**Stated task**
Copy all lines below containing "JSON".

■ ■ ■ ■ ■

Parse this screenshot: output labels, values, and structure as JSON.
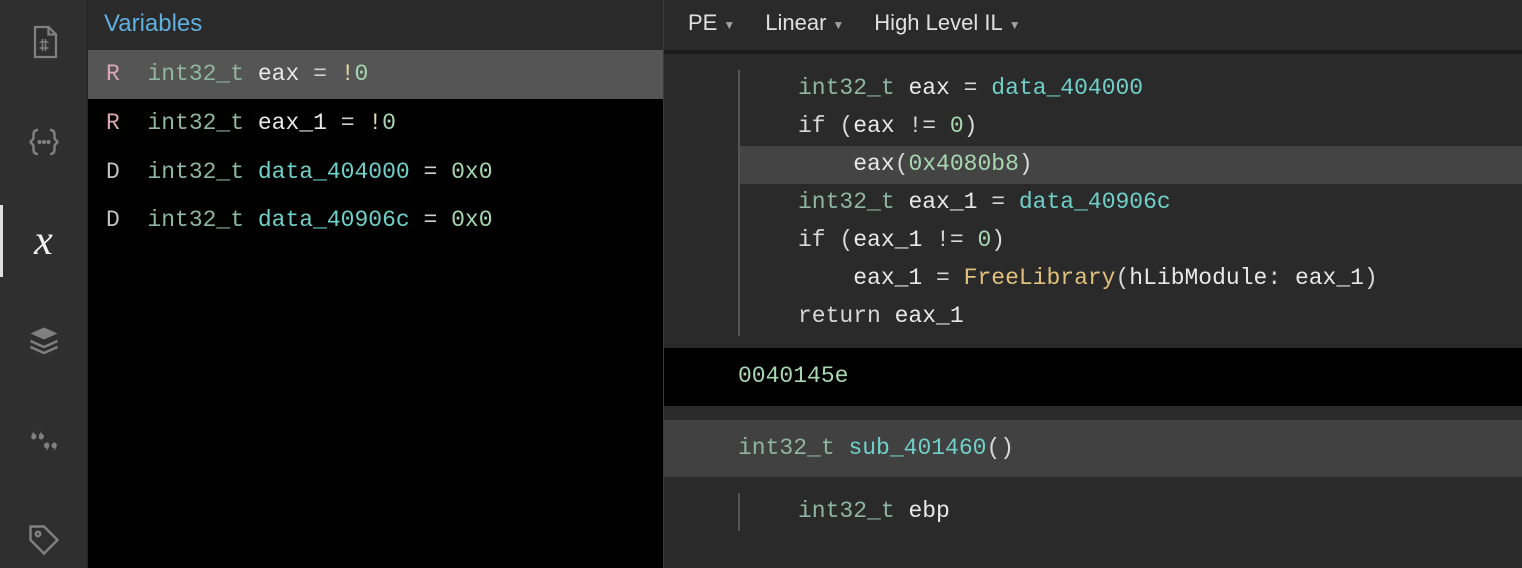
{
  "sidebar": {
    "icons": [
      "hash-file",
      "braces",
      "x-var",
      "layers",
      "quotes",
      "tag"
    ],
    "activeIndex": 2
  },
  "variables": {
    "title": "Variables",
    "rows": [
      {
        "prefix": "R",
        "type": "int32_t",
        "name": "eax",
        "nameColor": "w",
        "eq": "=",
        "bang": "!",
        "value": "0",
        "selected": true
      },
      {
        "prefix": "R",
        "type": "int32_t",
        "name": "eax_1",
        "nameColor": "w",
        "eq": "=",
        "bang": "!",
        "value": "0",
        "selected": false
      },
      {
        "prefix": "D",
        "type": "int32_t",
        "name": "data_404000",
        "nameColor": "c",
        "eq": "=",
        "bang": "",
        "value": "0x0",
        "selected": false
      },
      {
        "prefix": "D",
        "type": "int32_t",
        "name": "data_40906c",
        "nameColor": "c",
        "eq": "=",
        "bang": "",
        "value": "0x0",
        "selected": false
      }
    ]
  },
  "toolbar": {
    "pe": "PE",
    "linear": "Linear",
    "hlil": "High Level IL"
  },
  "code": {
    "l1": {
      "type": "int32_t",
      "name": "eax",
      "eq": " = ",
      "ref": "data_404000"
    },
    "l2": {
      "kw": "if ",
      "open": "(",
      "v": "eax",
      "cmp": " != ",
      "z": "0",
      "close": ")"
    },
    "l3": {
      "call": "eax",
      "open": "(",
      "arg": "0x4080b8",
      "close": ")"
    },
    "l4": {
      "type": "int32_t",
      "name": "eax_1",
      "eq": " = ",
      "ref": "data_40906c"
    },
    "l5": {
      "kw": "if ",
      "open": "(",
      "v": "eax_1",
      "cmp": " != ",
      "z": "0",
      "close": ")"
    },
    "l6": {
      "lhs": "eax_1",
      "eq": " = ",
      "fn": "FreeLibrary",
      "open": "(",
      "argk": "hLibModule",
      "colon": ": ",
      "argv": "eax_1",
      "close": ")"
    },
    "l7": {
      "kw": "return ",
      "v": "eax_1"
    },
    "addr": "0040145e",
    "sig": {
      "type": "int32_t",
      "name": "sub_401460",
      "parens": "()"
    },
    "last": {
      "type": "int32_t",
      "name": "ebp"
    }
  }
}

■ ■ ■ ■ ■

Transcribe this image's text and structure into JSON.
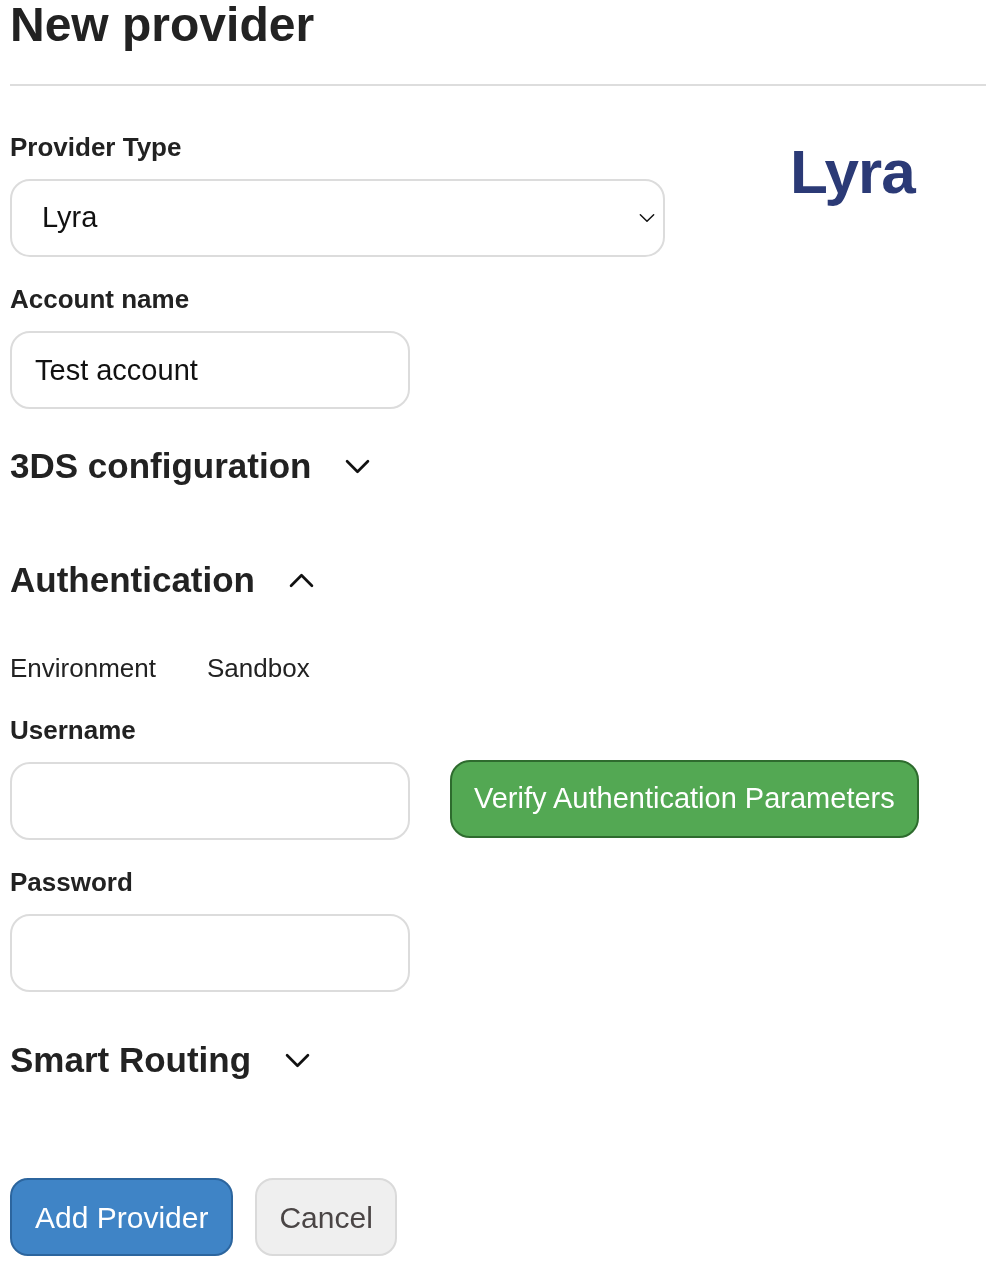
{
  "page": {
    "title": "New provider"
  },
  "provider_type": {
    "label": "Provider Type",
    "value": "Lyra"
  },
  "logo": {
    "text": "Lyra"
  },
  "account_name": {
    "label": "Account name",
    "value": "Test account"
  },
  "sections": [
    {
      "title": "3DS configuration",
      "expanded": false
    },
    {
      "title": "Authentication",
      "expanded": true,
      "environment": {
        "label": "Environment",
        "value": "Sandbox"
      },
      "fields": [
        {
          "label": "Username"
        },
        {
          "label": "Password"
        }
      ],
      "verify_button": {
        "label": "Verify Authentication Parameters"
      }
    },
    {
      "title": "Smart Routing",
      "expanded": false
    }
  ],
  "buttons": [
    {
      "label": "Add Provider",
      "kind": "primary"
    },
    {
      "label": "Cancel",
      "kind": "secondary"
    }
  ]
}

■ ■ ■ ■ ■

**Exercise response**
Parse this screenshot: output labels, values, and structure as JSON.
Transcribe this image's text and structure into JSON.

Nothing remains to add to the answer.